Identify and copy all lines of the material where the string "available" is found.

**PROVIDED RECORDS**

»»

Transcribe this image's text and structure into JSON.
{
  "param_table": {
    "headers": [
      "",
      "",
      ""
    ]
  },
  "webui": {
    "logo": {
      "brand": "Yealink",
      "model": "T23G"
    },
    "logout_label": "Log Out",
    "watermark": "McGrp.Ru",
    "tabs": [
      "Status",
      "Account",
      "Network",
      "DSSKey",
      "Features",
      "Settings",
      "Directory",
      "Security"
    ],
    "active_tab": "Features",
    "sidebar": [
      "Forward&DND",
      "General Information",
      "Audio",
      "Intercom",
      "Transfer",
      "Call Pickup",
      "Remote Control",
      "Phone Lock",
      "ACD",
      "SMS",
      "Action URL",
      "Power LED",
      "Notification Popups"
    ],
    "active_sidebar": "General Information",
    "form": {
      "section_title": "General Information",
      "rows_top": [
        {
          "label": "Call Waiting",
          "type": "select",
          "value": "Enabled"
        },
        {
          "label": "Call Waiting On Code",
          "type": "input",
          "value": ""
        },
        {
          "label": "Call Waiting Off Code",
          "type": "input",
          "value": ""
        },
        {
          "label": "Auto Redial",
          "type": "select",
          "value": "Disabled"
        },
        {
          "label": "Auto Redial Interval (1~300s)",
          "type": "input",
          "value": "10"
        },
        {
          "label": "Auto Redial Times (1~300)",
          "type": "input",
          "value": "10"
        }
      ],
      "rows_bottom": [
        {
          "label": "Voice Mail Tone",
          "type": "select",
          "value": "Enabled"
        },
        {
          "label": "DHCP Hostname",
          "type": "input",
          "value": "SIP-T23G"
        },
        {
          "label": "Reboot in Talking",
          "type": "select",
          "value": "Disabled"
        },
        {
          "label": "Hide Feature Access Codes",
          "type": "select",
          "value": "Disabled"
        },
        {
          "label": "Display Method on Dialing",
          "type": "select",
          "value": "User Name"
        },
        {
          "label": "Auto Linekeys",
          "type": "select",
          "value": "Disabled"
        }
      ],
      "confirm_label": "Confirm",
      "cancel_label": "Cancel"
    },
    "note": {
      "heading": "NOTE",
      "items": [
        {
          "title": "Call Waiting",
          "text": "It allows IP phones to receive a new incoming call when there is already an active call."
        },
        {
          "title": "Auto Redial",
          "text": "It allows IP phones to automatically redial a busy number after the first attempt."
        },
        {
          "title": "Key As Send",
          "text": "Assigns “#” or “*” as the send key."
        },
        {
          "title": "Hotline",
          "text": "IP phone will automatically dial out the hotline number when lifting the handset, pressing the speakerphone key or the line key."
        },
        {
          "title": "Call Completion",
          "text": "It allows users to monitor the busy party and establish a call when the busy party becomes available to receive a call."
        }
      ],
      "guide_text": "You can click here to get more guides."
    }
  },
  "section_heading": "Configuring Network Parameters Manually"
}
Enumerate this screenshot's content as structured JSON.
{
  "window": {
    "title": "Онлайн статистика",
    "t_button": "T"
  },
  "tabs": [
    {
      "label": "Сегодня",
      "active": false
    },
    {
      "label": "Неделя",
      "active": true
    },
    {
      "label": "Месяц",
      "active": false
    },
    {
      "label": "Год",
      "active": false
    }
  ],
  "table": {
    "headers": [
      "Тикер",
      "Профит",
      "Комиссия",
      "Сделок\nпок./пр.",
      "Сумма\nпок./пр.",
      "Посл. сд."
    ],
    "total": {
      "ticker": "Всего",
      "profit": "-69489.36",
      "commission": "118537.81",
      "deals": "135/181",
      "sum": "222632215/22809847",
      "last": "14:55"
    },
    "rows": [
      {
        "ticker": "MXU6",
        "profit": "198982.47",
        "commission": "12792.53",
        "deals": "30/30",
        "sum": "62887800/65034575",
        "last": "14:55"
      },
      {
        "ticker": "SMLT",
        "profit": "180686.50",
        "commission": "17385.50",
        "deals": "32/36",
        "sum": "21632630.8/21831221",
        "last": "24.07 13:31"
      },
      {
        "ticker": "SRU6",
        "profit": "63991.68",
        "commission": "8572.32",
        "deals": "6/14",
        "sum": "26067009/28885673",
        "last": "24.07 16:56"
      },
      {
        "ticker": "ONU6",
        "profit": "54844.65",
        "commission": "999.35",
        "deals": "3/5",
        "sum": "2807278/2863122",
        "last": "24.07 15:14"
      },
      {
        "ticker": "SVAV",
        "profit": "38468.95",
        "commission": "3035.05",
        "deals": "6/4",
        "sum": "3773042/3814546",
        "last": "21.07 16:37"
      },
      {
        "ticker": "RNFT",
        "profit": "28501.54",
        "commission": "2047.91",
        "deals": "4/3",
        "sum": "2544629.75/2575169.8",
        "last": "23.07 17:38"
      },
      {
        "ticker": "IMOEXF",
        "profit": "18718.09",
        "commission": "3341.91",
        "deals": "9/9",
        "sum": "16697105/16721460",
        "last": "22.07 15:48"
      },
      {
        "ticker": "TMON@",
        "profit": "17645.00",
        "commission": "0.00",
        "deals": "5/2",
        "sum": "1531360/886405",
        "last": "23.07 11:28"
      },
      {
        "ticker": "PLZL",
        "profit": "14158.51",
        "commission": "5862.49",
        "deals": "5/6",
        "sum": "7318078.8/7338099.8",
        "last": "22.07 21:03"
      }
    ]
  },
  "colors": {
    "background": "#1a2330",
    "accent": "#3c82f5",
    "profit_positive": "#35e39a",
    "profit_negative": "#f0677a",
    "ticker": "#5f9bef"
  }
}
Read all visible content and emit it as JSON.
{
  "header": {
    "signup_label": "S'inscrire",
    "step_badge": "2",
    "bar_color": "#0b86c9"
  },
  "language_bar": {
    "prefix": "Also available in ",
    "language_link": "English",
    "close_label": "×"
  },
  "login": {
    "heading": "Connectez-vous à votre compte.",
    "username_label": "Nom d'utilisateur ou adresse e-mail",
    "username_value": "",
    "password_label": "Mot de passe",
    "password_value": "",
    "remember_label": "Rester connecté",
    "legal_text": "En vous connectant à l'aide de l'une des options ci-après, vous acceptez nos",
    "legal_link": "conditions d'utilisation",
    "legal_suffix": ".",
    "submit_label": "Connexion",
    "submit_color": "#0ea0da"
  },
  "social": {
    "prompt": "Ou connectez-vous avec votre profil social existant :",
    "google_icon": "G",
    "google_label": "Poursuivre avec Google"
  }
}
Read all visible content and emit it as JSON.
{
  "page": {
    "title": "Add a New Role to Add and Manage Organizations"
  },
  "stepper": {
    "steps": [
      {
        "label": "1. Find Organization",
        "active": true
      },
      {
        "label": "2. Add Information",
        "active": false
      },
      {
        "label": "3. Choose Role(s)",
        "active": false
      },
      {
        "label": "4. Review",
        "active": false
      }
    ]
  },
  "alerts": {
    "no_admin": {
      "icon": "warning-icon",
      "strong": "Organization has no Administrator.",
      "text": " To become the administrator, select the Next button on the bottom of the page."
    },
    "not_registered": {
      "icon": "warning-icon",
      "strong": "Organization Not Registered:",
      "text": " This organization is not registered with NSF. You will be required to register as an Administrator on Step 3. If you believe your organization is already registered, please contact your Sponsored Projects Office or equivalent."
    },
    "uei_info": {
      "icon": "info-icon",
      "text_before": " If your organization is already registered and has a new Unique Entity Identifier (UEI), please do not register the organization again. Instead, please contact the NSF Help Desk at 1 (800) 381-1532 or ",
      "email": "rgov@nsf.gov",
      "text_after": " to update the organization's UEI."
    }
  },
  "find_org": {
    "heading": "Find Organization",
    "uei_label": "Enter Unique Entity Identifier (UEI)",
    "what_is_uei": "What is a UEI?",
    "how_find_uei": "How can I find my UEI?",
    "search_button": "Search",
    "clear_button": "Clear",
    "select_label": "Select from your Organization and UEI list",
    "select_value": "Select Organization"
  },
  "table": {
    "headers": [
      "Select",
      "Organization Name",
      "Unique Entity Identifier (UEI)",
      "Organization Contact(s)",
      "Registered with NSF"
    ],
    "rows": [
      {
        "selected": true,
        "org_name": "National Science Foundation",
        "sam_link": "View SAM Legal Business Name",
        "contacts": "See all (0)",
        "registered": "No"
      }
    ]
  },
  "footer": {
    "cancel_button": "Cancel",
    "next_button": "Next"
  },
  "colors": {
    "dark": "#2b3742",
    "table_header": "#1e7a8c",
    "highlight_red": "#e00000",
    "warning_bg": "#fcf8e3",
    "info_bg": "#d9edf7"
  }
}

««

**FINISHED EXERCISE**
          "text": "It allows users to monitor the busy party and establish a call when the busy party becomes available to receive a call."
    "prefix": "Also available in ",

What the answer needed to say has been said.